▶ _Assignment_: Below are records; please give the number of their lines that contain the string "NaCl", and only that number.

• • •

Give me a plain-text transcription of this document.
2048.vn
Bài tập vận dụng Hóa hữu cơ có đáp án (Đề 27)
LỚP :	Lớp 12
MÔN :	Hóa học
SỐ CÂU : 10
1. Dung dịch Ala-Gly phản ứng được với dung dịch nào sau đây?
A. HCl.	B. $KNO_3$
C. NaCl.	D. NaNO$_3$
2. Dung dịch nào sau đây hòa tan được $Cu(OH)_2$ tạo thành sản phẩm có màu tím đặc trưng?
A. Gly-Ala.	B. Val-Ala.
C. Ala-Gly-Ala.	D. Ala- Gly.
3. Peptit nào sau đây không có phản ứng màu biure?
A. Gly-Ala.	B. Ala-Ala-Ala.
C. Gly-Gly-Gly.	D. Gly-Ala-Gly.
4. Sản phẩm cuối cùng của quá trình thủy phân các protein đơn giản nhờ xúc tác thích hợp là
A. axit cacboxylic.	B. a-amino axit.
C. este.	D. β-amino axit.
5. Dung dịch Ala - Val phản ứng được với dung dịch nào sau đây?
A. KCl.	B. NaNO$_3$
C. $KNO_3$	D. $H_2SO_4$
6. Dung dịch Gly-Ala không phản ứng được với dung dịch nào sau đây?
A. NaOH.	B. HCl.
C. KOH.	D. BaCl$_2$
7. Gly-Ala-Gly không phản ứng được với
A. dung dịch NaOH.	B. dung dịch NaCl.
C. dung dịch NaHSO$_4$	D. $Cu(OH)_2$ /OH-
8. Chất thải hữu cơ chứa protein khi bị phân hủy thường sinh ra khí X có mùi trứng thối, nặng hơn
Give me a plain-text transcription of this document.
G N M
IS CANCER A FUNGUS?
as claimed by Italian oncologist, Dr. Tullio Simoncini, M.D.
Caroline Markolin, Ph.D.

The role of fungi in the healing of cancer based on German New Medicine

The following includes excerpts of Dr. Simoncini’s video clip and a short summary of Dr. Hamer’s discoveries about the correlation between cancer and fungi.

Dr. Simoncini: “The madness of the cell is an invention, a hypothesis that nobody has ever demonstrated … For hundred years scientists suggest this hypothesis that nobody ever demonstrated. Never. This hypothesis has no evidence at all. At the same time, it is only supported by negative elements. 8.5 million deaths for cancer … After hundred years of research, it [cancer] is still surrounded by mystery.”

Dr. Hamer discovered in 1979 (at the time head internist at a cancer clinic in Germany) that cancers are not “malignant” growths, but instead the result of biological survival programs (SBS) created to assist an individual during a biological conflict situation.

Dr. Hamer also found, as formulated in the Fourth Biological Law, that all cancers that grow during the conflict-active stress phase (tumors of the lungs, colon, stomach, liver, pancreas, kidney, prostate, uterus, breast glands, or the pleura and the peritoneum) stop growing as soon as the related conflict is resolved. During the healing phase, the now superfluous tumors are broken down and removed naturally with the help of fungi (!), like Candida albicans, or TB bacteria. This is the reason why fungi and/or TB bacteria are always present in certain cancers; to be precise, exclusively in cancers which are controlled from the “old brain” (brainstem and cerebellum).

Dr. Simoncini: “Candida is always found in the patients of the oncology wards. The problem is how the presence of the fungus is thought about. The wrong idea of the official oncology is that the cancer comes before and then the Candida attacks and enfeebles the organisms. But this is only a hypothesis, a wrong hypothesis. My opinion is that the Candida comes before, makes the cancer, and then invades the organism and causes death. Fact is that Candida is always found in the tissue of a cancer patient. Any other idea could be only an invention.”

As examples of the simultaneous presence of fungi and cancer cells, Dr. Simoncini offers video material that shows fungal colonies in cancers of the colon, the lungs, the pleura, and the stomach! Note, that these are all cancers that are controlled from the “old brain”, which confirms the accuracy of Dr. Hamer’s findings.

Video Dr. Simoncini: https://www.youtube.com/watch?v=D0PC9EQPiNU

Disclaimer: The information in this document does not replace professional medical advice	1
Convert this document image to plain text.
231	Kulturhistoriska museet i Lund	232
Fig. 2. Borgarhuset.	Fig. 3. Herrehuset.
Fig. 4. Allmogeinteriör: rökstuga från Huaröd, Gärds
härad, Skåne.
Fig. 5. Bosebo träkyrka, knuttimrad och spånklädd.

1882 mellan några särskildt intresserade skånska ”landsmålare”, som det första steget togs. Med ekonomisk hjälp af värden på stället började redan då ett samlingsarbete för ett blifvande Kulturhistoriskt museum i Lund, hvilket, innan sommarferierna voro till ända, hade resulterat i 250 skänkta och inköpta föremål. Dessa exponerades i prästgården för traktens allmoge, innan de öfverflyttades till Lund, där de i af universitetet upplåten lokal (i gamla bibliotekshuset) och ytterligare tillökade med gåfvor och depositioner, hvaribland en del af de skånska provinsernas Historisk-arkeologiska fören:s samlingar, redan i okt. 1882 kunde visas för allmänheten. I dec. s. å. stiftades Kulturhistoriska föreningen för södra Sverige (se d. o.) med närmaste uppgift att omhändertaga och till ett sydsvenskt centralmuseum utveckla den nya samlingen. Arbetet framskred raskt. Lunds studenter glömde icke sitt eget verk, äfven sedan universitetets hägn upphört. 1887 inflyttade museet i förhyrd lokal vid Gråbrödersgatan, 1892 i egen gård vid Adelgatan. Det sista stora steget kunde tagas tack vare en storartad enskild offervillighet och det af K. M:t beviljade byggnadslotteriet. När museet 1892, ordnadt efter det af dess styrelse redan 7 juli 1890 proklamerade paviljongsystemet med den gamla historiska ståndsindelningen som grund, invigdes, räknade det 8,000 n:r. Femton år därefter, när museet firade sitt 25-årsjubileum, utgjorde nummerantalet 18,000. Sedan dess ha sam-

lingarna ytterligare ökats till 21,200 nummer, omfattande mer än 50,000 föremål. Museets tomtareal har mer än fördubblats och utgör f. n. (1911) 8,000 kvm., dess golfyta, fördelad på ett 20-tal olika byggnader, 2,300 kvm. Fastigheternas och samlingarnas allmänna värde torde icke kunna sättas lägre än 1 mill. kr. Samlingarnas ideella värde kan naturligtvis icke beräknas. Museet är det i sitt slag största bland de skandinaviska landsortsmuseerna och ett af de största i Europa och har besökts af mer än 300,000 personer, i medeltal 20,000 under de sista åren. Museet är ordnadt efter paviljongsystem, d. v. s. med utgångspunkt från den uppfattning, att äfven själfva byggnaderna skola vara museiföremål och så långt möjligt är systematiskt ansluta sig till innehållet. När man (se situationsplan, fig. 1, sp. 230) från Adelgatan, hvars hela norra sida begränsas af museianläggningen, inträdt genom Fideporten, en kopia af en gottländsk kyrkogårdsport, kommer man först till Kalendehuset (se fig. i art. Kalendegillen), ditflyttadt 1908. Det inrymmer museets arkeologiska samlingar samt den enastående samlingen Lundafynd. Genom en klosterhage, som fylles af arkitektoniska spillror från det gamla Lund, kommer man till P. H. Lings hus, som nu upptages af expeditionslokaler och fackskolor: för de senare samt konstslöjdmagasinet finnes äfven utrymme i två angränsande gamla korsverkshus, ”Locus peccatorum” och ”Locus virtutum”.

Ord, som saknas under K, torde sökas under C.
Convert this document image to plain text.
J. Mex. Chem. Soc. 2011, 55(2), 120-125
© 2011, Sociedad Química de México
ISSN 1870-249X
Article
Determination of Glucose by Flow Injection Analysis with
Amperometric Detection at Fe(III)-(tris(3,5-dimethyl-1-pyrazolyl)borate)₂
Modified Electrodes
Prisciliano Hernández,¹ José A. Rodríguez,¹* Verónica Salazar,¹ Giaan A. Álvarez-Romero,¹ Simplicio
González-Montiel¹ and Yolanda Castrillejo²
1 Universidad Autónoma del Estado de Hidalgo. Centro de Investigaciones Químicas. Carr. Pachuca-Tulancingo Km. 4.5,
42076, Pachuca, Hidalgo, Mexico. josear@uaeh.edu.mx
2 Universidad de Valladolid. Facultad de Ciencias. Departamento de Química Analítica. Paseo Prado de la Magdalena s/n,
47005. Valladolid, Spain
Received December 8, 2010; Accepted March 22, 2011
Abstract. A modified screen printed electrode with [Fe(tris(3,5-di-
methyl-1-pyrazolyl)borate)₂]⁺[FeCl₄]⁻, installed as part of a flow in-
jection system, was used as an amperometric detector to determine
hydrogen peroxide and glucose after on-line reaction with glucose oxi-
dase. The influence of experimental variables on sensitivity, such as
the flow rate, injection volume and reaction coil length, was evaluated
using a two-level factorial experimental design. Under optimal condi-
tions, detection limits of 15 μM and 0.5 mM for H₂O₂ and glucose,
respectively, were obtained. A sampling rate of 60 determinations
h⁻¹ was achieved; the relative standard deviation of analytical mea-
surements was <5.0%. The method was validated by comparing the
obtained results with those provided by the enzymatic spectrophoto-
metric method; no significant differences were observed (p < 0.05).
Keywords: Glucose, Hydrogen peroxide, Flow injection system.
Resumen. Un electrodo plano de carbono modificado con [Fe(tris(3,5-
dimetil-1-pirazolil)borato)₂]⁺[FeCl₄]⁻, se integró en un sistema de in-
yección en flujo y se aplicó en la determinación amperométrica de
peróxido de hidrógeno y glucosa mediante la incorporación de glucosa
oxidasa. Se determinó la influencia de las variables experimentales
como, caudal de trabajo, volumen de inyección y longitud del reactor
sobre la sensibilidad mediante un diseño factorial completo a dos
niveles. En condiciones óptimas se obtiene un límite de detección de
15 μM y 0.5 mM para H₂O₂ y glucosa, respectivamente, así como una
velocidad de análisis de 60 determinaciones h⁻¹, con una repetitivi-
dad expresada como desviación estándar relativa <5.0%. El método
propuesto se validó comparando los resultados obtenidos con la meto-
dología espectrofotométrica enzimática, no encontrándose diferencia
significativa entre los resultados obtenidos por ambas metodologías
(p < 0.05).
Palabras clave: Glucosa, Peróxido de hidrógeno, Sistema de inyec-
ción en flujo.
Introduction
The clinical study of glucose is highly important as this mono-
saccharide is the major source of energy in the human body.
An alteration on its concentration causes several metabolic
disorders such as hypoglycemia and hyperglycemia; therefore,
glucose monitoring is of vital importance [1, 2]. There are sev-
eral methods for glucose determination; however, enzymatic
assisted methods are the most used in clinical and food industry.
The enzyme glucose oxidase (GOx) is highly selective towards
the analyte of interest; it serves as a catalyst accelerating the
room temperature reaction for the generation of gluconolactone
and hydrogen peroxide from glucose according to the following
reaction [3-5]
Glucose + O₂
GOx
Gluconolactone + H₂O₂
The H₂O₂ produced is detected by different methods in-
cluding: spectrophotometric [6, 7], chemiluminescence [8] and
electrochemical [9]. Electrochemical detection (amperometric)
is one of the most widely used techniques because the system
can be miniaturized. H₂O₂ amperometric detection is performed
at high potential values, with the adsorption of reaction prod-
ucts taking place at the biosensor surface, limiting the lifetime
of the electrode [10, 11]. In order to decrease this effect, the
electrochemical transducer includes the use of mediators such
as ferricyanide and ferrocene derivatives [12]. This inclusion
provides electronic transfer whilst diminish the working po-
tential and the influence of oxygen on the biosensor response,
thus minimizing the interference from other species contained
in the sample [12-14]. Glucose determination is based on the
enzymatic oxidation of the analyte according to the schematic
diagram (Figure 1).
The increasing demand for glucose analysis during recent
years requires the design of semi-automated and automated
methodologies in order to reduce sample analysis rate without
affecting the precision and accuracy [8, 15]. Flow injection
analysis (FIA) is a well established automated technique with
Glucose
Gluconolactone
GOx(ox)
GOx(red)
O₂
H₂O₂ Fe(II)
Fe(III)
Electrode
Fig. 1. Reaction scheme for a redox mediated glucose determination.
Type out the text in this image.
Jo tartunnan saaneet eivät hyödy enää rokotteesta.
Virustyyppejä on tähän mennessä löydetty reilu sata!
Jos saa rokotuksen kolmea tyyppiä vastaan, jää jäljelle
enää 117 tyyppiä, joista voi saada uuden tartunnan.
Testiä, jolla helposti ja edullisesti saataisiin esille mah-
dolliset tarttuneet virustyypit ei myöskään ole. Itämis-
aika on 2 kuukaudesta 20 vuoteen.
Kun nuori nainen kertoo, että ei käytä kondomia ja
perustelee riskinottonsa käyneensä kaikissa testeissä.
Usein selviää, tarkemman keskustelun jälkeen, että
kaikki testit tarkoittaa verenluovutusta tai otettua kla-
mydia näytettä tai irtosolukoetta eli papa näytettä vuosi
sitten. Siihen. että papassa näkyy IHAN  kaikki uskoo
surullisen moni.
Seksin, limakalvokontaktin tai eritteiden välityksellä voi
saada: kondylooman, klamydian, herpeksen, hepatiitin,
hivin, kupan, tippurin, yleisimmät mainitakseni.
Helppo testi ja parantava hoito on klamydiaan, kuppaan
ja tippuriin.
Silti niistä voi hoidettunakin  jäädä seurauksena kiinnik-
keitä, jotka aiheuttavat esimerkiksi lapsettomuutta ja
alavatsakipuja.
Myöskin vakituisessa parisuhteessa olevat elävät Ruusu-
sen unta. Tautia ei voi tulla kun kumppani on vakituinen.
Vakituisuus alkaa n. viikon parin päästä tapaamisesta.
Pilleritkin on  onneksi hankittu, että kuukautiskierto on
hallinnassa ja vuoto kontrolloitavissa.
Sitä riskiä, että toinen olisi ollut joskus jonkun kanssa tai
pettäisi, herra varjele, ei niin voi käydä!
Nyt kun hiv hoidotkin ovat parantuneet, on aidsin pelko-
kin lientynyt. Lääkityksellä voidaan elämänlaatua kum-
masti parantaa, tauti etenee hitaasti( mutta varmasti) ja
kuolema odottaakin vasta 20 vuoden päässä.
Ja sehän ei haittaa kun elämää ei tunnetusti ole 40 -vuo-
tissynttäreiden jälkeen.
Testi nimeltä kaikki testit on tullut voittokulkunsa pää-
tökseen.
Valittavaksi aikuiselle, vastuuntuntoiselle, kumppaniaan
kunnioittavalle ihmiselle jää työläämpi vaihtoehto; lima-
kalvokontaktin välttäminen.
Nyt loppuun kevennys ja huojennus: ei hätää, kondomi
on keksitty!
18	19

• • •

▶ _Solution to the problem_: 2